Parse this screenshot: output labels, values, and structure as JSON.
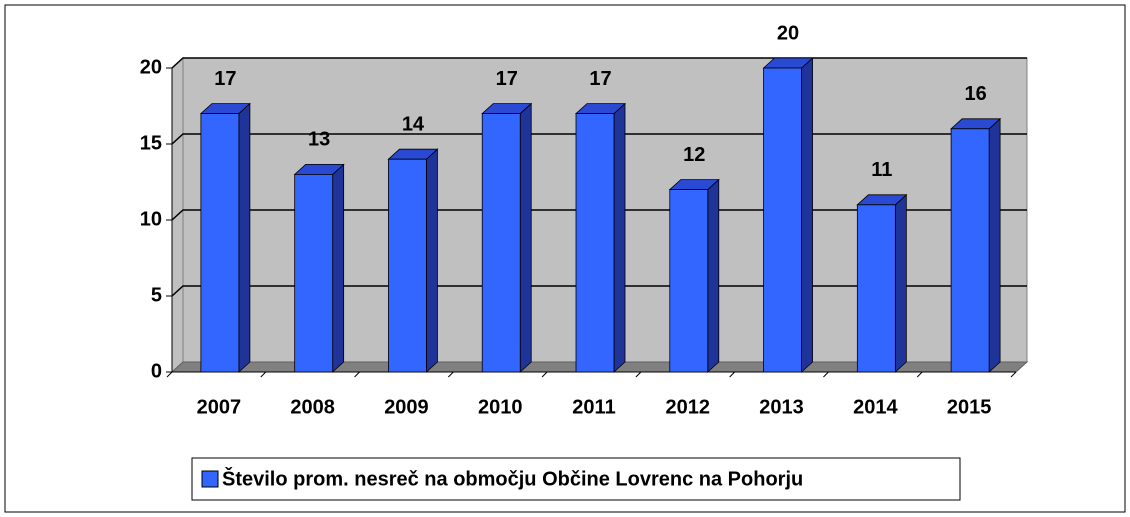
{
  "chart_data": {
    "type": "bar3d",
    "categories": [
      "2007",
      "2008",
      "2009",
      "2010",
      "2011",
      "2012",
      "2013",
      "2014",
      "2015"
    ],
    "series": [
      {
        "name": "Število prom. nesreč na območju Občine Lovrenc na Pohorju",
        "color": "#3366ff",
        "values": [
          17,
          13,
          14,
          17,
          17,
          12,
          20,
          11,
          16
        ]
      }
    ],
    "ylim": [
      0,
      20
    ],
    "yticks": [
      0,
      5,
      10,
      15,
      20
    ],
    "grid": true,
    "legend": "bottom"
  }
}
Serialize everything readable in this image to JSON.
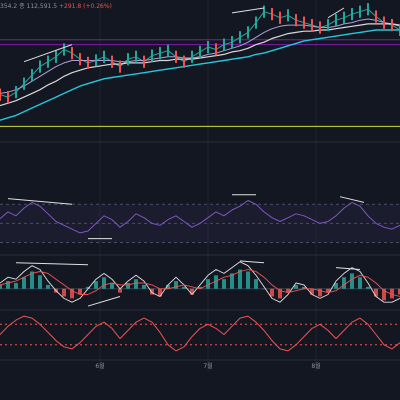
{
  "header": {
    "ohlc_text": "354.2",
    "close_text": "종 112,591.5",
    "change_text": "+291.8 (+0.26%)"
  },
  "colors": {
    "background": "#131722",
    "ema_cyan": "#26c6da",
    "ema_white": "#d8d8d8",
    "ema_purple": "#b39ddb",
    "rsi": "#7e57c2",
    "level_purple": "#7b1fa2",
    "level_yellow": "#cddc39",
    "up": "#26a69a",
    "down": "#ef5350",
    "divergence": "#e0e0e0"
  },
  "chart_data": [
    {
      "type": "line",
      "panel": "price",
      "x_tick_labels": [
        "6월",
        "7월",
        "8월"
      ],
      "x": [
        0,
        2,
        4,
        6,
        8,
        10,
        12,
        14,
        16,
        18,
        20,
        22,
        24,
        26,
        28,
        30,
        32,
        34,
        36,
        38,
        40,
        42,
        44,
        46,
        48,
        50,
        52,
        54,
        56,
        58,
        60,
        62,
        64,
        66,
        68,
        70,
        72,
        74,
        76,
        78,
        80,
        82,
        84,
        86,
        88,
        90,
        92,
        94,
        96,
        98,
        100
      ],
      "series": [
        {
          "values": [
            0.29,
            0.27,
            0.31,
            0.38,
            0.45,
            0.52,
            0.56,
            0.6,
            0.66,
            0.63,
            0.58,
            0.55,
            0.57,
            0.6,
            0.56,
            0.52,
            0.58,
            0.6,
            0.56,
            0.61,
            0.63,
            0.65,
            0.6,
            0.56,
            0.6,
            0.64,
            0.68,
            0.66,
            0.7,
            0.72,
            0.76,
            0.8,
            0.88,
            0.97,
            0.95,
            0.92,
            0.94,
            0.9,
            0.88,
            0.86,
            0.84,
            0.86,
            0.9,
            0.92,
            0.95,
            0.97,
            0.99,
            0.93,
            0.88,
            0.86,
            0.82
          ]
        },
        {
          "values": [
            0.3,
            0.31,
            0.33,
            0.36,
            0.4,
            0.44,
            0.48,
            0.52,
            0.55,
            0.57,
            0.57,
            0.57,
            0.57,
            0.57,
            0.57,
            0.56,
            0.56,
            0.57,
            0.57,
            0.58,
            0.59,
            0.6,
            0.6,
            0.59,
            0.59,
            0.6,
            0.62,
            0.63,
            0.65,
            0.67,
            0.69,
            0.72,
            0.76,
            0.8,
            0.83,
            0.85,
            0.86,
            0.86,
            0.86,
            0.85,
            0.84,
            0.84,
            0.85,
            0.87,
            0.88,
            0.9,
            0.91,
            0.9,
            0.88,
            0.87,
            0.85
          ]
        },
        {
          "values": [
            0.2,
            0.22,
            0.24,
            0.27,
            0.3,
            0.33,
            0.37,
            0.4,
            0.44,
            0.47,
            0.49,
            0.51,
            0.52,
            0.53,
            0.54,
            0.54,
            0.55,
            0.55,
            0.55,
            0.56,
            0.57,
            0.57,
            0.58,
            0.58,
            0.58,
            0.59,
            0.6,
            0.61,
            0.62,
            0.64,
            0.65,
            0.67,
            0.7,
            0.72,
            0.75,
            0.77,
            0.79,
            0.8,
            0.81,
            0.81,
            0.82,
            0.82,
            0.83,
            0.84,
            0.85,
            0.86,
            0.87,
            0.87,
            0.87,
            0.87,
            0.86
          ]
        },
        {
          "values": [
            0.08,
            0.1,
            0.12,
            0.15,
            0.18,
            0.21,
            0.24,
            0.27,
            0.3,
            0.33,
            0.36,
            0.38,
            0.4,
            0.42,
            0.43,
            0.44,
            0.45,
            0.46,
            0.47,
            0.48,
            0.49,
            0.5,
            0.51,
            0.52,
            0.53,
            0.54,
            0.55,
            0.56,
            0.57,
            0.58,
            0.59,
            0.6,
            0.62,
            0.63,
            0.65,
            0.67,
            0.69,
            0.71,
            0.73,
            0.74,
            0.75,
            0.76,
            0.77,
            0.78,
            0.79,
            0.8,
            0.81,
            0.82,
            0.82,
            0.82,
            0.82
          ]
        }
      ],
      "levels": [
        0.74,
        0.7,
        0.03
      ],
      "divergence_lines": [
        [
          6,
          0.56,
          18,
          0.7
        ],
        [
          58,
          0.96,
          66,
          1.0
        ],
        [
          82,
          0.92,
          86,
          1.0
        ]
      ]
    },
    {
      "type": "line",
      "panel": "rsi",
      "x": [
        0,
        2,
        4,
        6,
        8,
        10,
        12,
        14,
        16,
        18,
        20,
        22,
        24,
        26,
        28,
        30,
        32,
        34,
        36,
        38,
        40,
        42,
        44,
        46,
        48,
        50,
        52,
        54,
        56,
        58,
        60,
        62,
        64,
        66,
        68,
        70,
        72,
        74,
        76,
        78,
        80,
        82,
        84,
        86,
        88,
        90,
        92,
        94,
        96,
        98,
        100
      ],
      "series": [
        {
          "values": [
            55,
            62,
            58,
            66,
            72,
            68,
            60,
            52,
            48,
            44,
            40,
            42,
            50,
            58,
            54,
            46,
            52,
            60,
            56,
            50,
            48,
            54,
            58,
            52,
            46,
            50,
            56,
            62,
            58,
            64,
            68,
            74,
            70,
            62,
            56,
            52,
            56,
            60,
            58,
            54,
            50,
            52,
            58,
            66,
            72,
            68,
            58,
            50,
            46,
            44,
            48
          ]
        }
      ],
      "levels": [
        70,
        50,
        30
      ],
      "divergence_lines": [
        [
          2,
          76,
          18,
          70
        ],
        [
          22,
          34,
          28,
          34
        ],
        [
          58,
          80,
          64,
          80
        ],
        [
          85,
          78,
          91,
          72
        ]
      ]
    },
    {
      "type": "bar",
      "panel": "macd",
      "x": [
        0,
        2,
        4,
        6,
        8,
        10,
        12,
        14,
        16,
        18,
        20,
        22,
        24,
        26,
        28,
        30,
        32,
        34,
        36,
        38,
        40,
        42,
        44,
        46,
        48,
        50,
        52,
        54,
        56,
        58,
        60,
        62,
        64,
        66,
        68,
        70,
        72,
        74,
        76,
        78,
        80,
        82,
        84,
        86,
        88,
        90,
        92,
        94,
        96,
        98,
        100
      ],
      "values": [
        0.2,
        0.4,
        0.3,
        0.6,
        0.9,
        0.7,
        0.2,
        -0.2,
        -0.4,
        -0.5,
        -0.3,
        0.1,
        0.4,
        0.6,
        0.3,
        -0.2,
        0.3,
        0.5,
        0.2,
        -0.3,
        -0.4,
        0.2,
        0.4,
        0.1,
        -0.3,
        0.1,
        0.5,
        0.7,
        0.5,
        0.8,
        1.0,
        0.9,
        0.5,
        0.0,
        -0.4,
        -0.5,
        -0.2,
        0.2,
        0.1,
        -0.3,
        -0.4,
        -0.2,
        0.3,
        0.6,
        0.8,
        0.6,
        0.1,
        -0.4,
        -0.6,
        -0.5,
        -0.3
      ],
      "series": [
        {
          "values": [
            0.3,
            0.6,
            0.5,
            0.9,
            1.2,
            1.0,
            0.4,
            -0.1,
            -0.5,
            -0.7,
            -0.5,
            0.0,
            0.5,
            0.8,
            0.5,
            0.0,
            0.4,
            0.7,
            0.4,
            -0.2,
            -0.4,
            0.2,
            0.6,
            0.2,
            -0.3,
            0.2,
            0.7,
            1.0,
            0.8,
            1.1,
            1.4,
            1.2,
            0.7,
            0.1,
            -0.5,
            -0.7,
            -0.3,
            0.3,
            0.2,
            -0.3,
            -0.5,
            -0.3,
            0.4,
            0.8,
            1.1,
            0.9,
            0.3,
            -0.4,
            -0.7,
            -0.7,
            -0.5
          ]
        },
        {
          "values": [
            0.2,
            0.3,
            0.4,
            0.6,
            0.8,
            0.9,
            0.8,
            0.5,
            0.2,
            -0.1,
            -0.3,
            -0.3,
            -0.1,
            0.2,
            0.3,
            0.2,
            0.2,
            0.3,
            0.3,
            0.2,
            0.0,
            0.0,
            0.1,
            0.2,
            0.1,
            0.0,
            0.2,
            0.4,
            0.6,
            0.7,
            0.9,
            1.0,
            0.9,
            0.6,
            0.2,
            -0.1,
            -0.2,
            -0.1,
            0.0,
            0.0,
            -0.1,
            -0.2,
            -0.1,
            0.2,
            0.5,
            0.7,
            0.6,
            0.3,
            -0.1,
            -0.3,
            -0.4
          ]
        }
      ],
      "divergence_lines": [
        [
          4,
          1.35,
          22,
          1.25
        ],
        [
          22,
          -0.9,
          30,
          -0.4
        ],
        [
          60,
          1.45,
          66,
          1.35
        ],
        [
          84,
          1.1,
          90,
          1.0
        ]
      ]
    },
    {
      "type": "line",
      "panel": "oscillator",
      "x": [
        0,
        2,
        4,
        6,
        8,
        10,
        12,
        14,
        16,
        18,
        20,
        22,
        24,
        26,
        28,
        30,
        32,
        34,
        36,
        38,
        40,
        42,
        44,
        46,
        48,
        50,
        52,
        54,
        56,
        58,
        60,
        62,
        64,
        66,
        68,
        70,
        72,
        74,
        76,
        78,
        80,
        82,
        84,
        86,
        88,
        90,
        92,
        94,
        96,
        98,
        100
      ],
      "series": [
        {
          "values": [
            0.0,
            0.4,
            0.7,
            0.9,
            0.8,
            0.5,
            0.1,
            -0.3,
            -0.6,
            -0.7,
            -0.4,
            0.0,
            0.4,
            0.6,
            0.3,
            -0.2,
            0.2,
            0.6,
            0.8,
            0.6,
            0.1,
            -0.5,
            -0.8,
            -0.6,
            -0.1,
            0.3,
            0.5,
            0.3,
            0.0,
            0.4,
            0.8,
            0.9,
            0.6,
            0.2,
            -0.3,
            -0.7,
            -0.8,
            -0.5,
            -0.1,
            0.3,
            0.5,
            0.2,
            -0.2,
            0.2,
            0.6,
            0.8,
            0.5,
            0.0,
            -0.5,
            -0.7,
            -0.4
          ]
        }
      ],
      "levels": [
        0.5,
        -0.5
      ]
    }
  ]
}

EXERCISE AIM: Work through the listing above and report how many lines include the string "panel", with no other text.

WRITTEN REPLY: 4